● The task: Look for the string "maïs" in every line, and copy each line that has it.

>>>>>

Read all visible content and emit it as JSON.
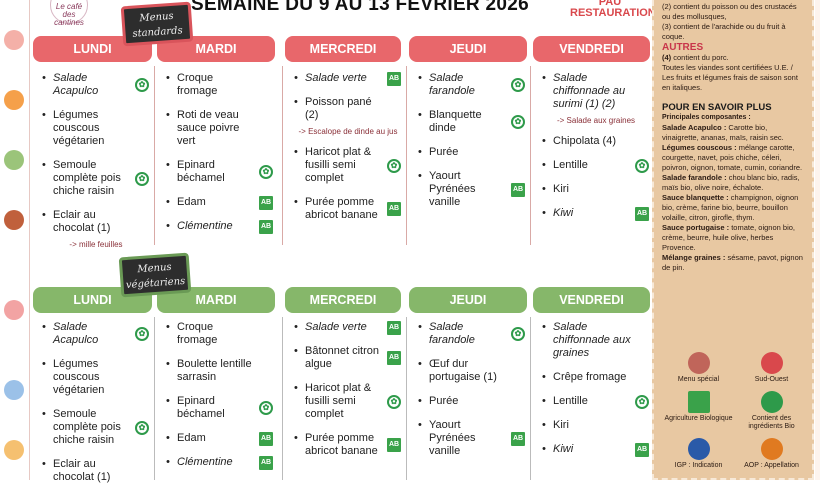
{
  "title": "SEMAINE DU  9 AU 13 FEVRIER 2026",
  "logos": {
    "cafe": "Le café des cantines",
    "pau": "PAU",
    "pau_sub": "RESTAURATION"
  },
  "sections": [
    {
      "board": "Menus standards",
      "color": "#e8676b",
      "days": [
        {
          "label": "LUNDI",
          "items": [
            {
              "text": "Salade Acapulco",
              "italic": true,
              "icon": "bio-ingredients-icon"
            },
            {
              "text": "Légumes couscous végétarien"
            },
            {
              "text": "Semoule complète pois chiche raisin",
              "icon": "bio-ingredients-icon"
            },
            {
              "text": "Eclair au chocolat (1)",
              "note": "-> mille feuilles"
            }
          ]
        },
        {
          "label": "MARDI",
          "items": [
            {
              "text": "Croque fromage"
            },
            {
              "text": "Roti de veau sauce poivre vert"
            },
            {
              "text": "Epinard béchamel",
              "icon": "bio-ingredients-icon"
            },
            {
              "text": "Edam",
              "icon": "ab-icon"
            },
            {
              "text": "Clémentine",
              "italic": true,
              "icon": "ab-icon"
            }
          ]
        },
        {
          "label": "MERCREDI",
          "items": [
            {
              "text": "Salade verte",
              "italic": true,
              "icon": "ab-icon"
            },
            {
              "text": "Poisson pané (2)",
              "note": "-> Escalope de dinde au jus"
            },
            {
              "text": "Haricot plat & fusilli semi complet",
              "icon": "bio-ingredients-icon"
            },
            {
              "text": "Purée pomme abricot banane",
              "icon": "ab-icon"
            }
          ]
        },
        {
          "label": "JEUDI",
          "items": [
            {
              "text": "Salade farandole",
              "italic": true,
              "icon": "bio-ingredients-icon"
            },
            {
              "text": "Blanquette dinde",
              "icon": "bio-ingredients-icon"
            },
            {
              "text": "Purée"
            },
            {
              "text": "Yaourt Pyrénées vanille",
              "icon": "ab-icon"
            }
          ]
        },
        {
          "label": "VENDREDI",
          "items": [
            {
              "text": "Salade chiffonnade au surimi (1) (2)",
              "italic": true,
              "note": "-> Salade aux graines"
            },
            {
              "text": "Chipolata (4)"
            },
            {
              "text": "Lentille",
              "icon": "bio-ingredients-icon"
            },
            {
              "text": "Kiri"
            },
            {
              "text": "Kiwi",
              "italic": true,
              "icon": "ab-icon"
            }
          ]
        }
      ]
    },
    {
      "board": "Menus végétariens",
      "color": "#86b76a",
      "days": [
        {
          "label": "LUNDI",
          "items": [
            {
              "text": "Salade Acapulco",
              "italic": true,
              "icon": "bio-ingredients-icon"
            },
            {
              "text": "Légumes couscous végétarien"
            },
            {
              "text": "Semoule complète pois chiche raisin",
              "icon": "bio-ingredients-icon"
            },
            {
              "text": "Eclair au chocolat (1)"
            }
          ]
        },
        {
          "label": "MARDI",
          "items": [
            {
              "text": "Croque fromage"
            },
            {
              "text": "Boulette lentille sarrasin"
            },
            {
              "text": "Epinard béchamel",
              "icon": "bio-ingredients-icon"
            },
            {
              "text": "Edam",
              "icon": "ab-icon"
            },
            {
              "text": "Clémentine",
              "italic": true,
              "icon": "ab-icon"
            }
          ]
        },
        {
          "label": "MERCREDI",
          "items": [
            {
              "text": "Salade verte",
              "italic": true,
              "icon": "ab-icon"
            },
            {
              "text": "Bâtonnet citron algue",
              "icon": "ab-icon"
            },
            {
              "text": "Haricot plat & fusilli semi complet",
              "icon": "bio-ingredients-icon"
            },
            {
              "text": "Purée pomme abricot banane",
              "icon": "ab-icon"
            }
          ]
        },
        {
          "label": "JEUDI",
          "items": [
            {
              "text": "Salade farandole",
              "italic": true,
              "icon": "bio-ingredients-icon"
            },
            {
              "text": "Œuf dur portugaise (1)"
            },
            {
              "text": "Purée"
            },
            {
              "text": "Yaourt Pyrénées vanille",
              "icon": "ab-icon"
            }
          ]
        },
        {
          "label": "VENDREDI",
          "items": [
            {
              "text": "Salade chiffonnade aux graines",
              "italic": true
            },
            {
              "text": "Crêpe fromage"
            },
            {
              "text": "Lentille",
              "icon": "bio-ingredients-icon"
            },
            {
              "text": "Kiri"
            },
            {
              "text": "Kiwi",
              "italic": true,
              "icon": "ab-icon"
            }
          ]
        }
      ]
    }
  ],
  "sidebar": {
    "allergens": [
      "(2) contient du poisson ou des crustacés ou des mollusques,",
      "(3) contient de l'arachide ou du fruit à coque."
    ],
    "autres_title": "AUTRES",
    "autres_num": "(4)",
    "autres_text": " contient du porc.",
    "certif": "Toutes les viandes sont certifiées U.E. / Les fruits et légumes frais de saison sont en italiques.",
    "plus_title": "POUR EN SAVOIR PLUS",
    "composantes": "Principales composantes :",
    "ingredients": [
      {
        "name": "Salade Acapulco :",
        "desc": " Carotte bio, vinaigrette, ananas, maïs, raisin sec."
      },
      {
        "name": "Légumes couscous :",
        "desc": " mélange carotte, courgette, navet, pois chiche, céleri, poivron, oignon, tomate, cumin, coriandre."
      },
      {
        "name": "Salade farandole :",
        "desc": " chou blanc bio, radis, maïs bio, olive noire, échalote."
      },
      {
        "name": "Sauce blanquette :",
        "desc": " champignon, oignon bio, crème, farine bio, beurre, bouillon volaille, citron, girofle, thym."
      },
      {
        "name": "Sauce portugaise :",
        "desc": " tomate, oignon bio, crème, beurre, huile olive, herbes Provence."
      },
      {
        "name": "Mélange graines :",
        "desc": " sésame, pavot, pignon de pin."
      }
    ],
    "legend": [
      {
        "label": "Menu spécial",
        "icon": "special-menu-icon",
        "color": "#c0655a"
      },
      {
        "label": "Sud-Ouest",
        "icon": "sud-ouest-icon",
        "color": "#d9484c"
      },
      {
        "label": "Agriculture Biologique",
        "icon": "ab-icon",
        "color": "#3aa24a"
      },
      {
        "label": "Contient des ingrédients Bio",
        "icon": "bio-ingredients-icon",
        "color": "#2e9a4a"
      },
      {
        "label": "IGP : Indication",
        "icon": "igp-icon",
        "color": "#2a5aa8"
      },
      {
        "label": "AOP : Appellation",
        "icon": "aop-icon",
        "color": "#e07a20"
      }
    ]
  }
}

<<<<<

● Solution to the exercise:
        "desc": " Carotte bio, vinaigrette, ananas, maïs, raisin sec."
        "desc": " chou blanc bio, radis, maïs bio, olive noire, échalote."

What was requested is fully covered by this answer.